Requirement: Scan the data below for the string "structured". Show every line where it turns up.

Given data:
========

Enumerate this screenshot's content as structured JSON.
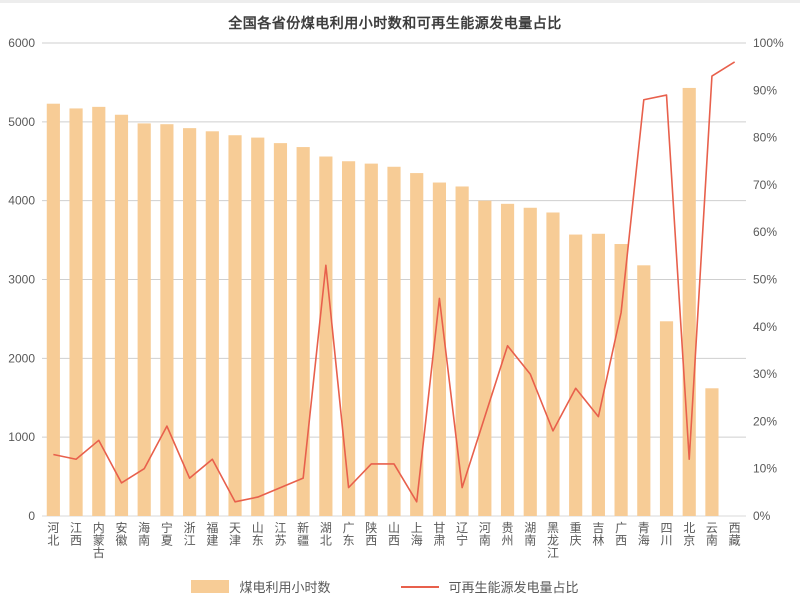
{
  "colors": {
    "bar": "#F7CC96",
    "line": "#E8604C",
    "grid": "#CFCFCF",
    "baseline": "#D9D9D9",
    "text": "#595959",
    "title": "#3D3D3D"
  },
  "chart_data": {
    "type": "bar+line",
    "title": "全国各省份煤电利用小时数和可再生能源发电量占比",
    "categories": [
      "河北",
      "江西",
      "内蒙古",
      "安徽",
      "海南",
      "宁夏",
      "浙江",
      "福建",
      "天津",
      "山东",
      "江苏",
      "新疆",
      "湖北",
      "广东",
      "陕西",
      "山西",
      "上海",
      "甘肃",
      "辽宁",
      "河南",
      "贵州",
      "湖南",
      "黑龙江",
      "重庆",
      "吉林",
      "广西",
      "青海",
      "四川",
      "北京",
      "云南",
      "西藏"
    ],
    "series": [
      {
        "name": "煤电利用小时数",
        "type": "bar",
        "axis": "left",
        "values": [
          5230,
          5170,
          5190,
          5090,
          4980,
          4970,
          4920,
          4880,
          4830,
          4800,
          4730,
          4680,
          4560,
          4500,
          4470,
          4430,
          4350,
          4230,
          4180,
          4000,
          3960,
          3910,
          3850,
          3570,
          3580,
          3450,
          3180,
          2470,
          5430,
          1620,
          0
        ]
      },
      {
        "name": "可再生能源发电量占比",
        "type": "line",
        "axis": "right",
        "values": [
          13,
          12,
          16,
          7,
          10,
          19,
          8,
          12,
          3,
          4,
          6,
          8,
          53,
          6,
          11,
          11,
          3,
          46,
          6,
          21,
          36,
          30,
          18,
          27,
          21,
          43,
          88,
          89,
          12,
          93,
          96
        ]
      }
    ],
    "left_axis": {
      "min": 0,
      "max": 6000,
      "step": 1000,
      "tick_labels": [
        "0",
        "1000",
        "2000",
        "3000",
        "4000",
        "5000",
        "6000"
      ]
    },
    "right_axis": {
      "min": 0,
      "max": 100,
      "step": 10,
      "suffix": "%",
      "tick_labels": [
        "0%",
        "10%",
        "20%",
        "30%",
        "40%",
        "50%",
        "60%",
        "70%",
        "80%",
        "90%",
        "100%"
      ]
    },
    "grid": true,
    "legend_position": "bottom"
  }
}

========

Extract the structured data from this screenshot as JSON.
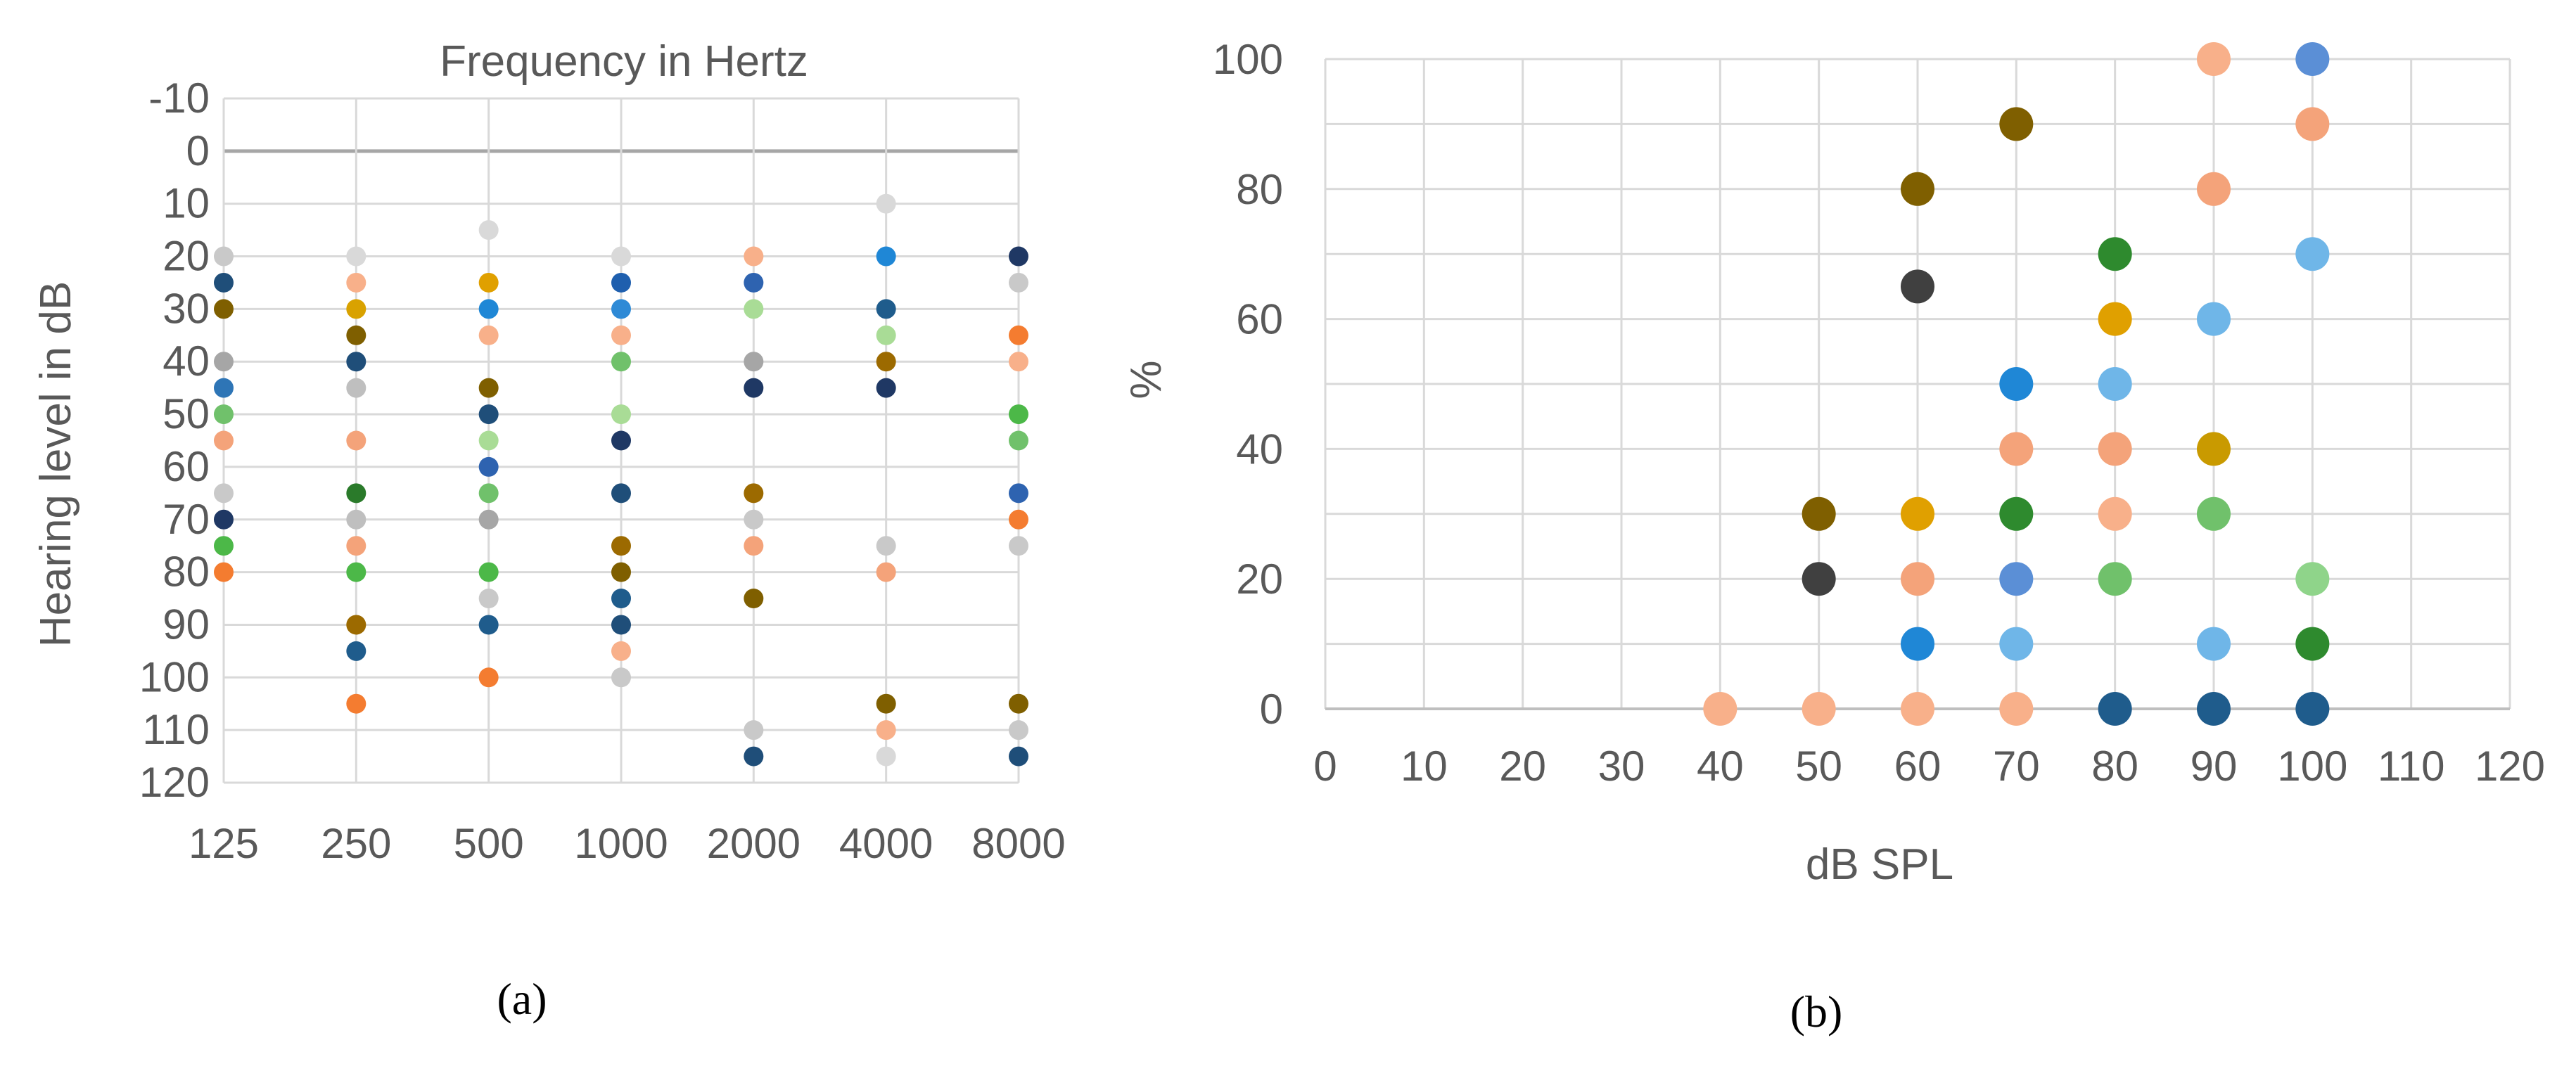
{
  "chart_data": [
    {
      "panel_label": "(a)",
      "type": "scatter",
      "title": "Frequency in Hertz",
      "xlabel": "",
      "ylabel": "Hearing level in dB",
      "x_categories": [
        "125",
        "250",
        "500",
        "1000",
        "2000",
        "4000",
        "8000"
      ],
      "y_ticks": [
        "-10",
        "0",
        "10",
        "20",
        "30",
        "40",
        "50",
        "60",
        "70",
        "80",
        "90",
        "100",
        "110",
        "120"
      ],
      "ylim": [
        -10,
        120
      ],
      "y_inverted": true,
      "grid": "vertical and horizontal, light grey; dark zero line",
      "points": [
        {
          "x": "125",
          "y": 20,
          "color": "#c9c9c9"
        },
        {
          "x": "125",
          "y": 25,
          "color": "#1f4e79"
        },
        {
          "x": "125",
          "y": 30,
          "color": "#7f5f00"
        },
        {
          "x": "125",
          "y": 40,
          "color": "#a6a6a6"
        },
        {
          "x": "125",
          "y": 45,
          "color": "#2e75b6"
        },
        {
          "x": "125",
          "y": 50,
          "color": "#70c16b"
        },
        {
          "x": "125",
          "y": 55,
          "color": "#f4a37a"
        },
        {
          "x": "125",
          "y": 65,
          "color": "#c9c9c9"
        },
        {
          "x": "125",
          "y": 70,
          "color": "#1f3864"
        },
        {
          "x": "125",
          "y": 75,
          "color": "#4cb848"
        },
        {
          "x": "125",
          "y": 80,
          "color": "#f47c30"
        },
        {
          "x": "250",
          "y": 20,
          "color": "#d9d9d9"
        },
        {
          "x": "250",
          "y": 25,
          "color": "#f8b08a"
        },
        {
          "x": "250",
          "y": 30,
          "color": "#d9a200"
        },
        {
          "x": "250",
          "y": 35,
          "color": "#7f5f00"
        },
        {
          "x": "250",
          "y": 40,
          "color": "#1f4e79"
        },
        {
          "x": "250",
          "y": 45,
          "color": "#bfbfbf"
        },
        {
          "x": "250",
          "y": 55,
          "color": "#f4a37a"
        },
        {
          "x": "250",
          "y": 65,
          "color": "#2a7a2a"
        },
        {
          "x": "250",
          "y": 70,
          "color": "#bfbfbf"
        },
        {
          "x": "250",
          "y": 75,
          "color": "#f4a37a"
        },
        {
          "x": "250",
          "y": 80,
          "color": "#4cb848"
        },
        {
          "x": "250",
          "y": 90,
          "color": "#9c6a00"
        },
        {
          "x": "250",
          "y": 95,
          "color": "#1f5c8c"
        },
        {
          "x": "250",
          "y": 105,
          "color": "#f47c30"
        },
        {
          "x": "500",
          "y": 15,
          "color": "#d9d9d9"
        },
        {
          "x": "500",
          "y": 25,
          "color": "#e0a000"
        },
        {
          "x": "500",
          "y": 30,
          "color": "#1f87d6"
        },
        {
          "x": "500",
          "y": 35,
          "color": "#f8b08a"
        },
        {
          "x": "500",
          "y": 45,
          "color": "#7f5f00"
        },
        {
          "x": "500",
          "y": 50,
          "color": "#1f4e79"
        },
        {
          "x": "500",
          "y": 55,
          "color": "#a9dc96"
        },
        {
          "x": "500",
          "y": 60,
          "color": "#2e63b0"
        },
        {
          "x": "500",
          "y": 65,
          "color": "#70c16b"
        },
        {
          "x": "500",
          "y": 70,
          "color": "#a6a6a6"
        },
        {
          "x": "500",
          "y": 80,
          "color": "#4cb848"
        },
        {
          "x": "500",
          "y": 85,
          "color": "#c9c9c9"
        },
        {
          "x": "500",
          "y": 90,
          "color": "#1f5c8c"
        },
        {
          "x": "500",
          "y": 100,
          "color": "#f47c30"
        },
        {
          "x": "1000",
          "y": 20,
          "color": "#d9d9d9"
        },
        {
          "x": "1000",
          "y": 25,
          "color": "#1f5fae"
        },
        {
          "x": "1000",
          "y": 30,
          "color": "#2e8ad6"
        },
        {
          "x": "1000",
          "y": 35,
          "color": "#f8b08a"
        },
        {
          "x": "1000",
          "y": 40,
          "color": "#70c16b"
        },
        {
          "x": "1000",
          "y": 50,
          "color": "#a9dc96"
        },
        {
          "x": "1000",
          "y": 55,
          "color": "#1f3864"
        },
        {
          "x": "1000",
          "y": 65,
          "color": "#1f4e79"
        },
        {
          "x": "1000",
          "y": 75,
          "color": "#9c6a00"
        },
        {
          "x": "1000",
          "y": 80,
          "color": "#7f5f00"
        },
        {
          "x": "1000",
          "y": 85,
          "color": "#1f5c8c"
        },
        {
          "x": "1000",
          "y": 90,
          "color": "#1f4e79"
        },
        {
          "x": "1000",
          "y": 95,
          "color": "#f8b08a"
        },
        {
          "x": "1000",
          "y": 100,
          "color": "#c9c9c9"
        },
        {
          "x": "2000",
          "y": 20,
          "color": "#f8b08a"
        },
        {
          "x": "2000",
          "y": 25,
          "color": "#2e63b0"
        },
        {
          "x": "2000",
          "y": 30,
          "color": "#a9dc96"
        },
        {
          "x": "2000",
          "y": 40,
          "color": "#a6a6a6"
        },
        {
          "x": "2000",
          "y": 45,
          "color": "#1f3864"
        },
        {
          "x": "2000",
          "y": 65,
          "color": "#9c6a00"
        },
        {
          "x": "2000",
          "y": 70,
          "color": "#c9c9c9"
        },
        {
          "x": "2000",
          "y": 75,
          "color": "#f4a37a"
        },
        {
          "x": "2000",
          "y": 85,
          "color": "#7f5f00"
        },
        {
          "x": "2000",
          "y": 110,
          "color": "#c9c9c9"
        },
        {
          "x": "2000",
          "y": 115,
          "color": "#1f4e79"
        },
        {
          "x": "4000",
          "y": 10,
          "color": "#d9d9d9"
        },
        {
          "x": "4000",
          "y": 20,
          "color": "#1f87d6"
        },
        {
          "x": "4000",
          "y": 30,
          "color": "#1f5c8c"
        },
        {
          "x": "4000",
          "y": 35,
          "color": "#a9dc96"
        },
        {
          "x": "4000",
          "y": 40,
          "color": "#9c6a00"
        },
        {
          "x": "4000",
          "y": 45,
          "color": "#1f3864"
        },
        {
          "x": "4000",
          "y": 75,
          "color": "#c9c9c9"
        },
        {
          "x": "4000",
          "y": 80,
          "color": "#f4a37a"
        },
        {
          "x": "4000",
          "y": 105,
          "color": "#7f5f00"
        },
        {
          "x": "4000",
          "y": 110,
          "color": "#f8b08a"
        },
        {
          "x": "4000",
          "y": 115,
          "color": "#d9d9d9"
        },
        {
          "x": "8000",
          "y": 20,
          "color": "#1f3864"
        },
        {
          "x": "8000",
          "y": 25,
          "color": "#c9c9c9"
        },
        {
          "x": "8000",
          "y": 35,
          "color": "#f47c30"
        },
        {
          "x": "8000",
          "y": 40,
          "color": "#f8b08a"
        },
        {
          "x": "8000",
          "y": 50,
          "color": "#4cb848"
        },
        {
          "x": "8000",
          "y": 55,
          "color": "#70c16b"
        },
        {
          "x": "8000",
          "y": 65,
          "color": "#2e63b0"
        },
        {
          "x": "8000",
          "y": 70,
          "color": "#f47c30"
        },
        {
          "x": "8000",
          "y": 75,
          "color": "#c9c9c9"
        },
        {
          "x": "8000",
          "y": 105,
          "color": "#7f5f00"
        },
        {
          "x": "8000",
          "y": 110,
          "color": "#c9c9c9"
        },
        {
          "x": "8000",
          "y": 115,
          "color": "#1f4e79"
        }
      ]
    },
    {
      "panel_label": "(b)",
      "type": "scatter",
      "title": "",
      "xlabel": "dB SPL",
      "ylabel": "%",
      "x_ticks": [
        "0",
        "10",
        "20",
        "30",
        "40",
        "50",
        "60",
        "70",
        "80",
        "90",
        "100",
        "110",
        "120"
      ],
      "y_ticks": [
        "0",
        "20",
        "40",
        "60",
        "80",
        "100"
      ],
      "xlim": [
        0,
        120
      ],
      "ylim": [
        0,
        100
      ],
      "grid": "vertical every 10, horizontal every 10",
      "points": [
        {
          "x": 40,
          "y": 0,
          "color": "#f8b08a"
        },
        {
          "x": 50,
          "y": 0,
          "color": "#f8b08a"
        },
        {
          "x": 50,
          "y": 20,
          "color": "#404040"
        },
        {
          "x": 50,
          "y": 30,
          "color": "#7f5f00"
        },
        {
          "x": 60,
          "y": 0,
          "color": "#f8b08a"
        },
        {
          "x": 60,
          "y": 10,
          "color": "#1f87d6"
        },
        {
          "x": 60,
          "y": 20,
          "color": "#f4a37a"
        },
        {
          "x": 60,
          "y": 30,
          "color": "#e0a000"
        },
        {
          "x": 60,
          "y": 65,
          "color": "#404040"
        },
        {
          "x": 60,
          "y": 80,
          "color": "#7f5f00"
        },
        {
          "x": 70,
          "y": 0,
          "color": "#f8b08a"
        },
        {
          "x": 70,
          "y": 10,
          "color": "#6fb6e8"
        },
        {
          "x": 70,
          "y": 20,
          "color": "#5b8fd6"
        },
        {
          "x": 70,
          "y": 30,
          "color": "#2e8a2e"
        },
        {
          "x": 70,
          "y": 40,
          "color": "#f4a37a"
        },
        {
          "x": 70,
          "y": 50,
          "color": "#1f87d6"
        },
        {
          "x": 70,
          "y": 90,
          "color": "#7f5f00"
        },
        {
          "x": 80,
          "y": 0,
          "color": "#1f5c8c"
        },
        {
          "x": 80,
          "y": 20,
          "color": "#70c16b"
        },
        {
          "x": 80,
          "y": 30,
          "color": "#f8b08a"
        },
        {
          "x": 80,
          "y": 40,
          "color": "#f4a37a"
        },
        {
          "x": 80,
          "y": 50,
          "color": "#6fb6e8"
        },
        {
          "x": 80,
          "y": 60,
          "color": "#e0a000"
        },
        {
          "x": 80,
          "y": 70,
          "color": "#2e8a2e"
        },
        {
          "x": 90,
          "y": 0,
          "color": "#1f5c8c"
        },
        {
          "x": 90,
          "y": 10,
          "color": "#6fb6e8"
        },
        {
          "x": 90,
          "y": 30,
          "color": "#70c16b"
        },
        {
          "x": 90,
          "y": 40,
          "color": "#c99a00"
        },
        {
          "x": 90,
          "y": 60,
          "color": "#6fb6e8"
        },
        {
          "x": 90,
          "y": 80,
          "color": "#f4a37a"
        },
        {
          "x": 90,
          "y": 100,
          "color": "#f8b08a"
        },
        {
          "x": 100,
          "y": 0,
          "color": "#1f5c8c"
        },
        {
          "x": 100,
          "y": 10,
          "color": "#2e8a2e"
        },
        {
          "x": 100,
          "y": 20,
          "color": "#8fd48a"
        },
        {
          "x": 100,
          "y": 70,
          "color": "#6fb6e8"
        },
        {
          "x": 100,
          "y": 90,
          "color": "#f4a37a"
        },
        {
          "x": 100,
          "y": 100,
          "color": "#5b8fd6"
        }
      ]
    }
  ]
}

========

Output:
Enumerate this screenshot's content as structured JSON.
Extract the structured data from this screenshot as JSON.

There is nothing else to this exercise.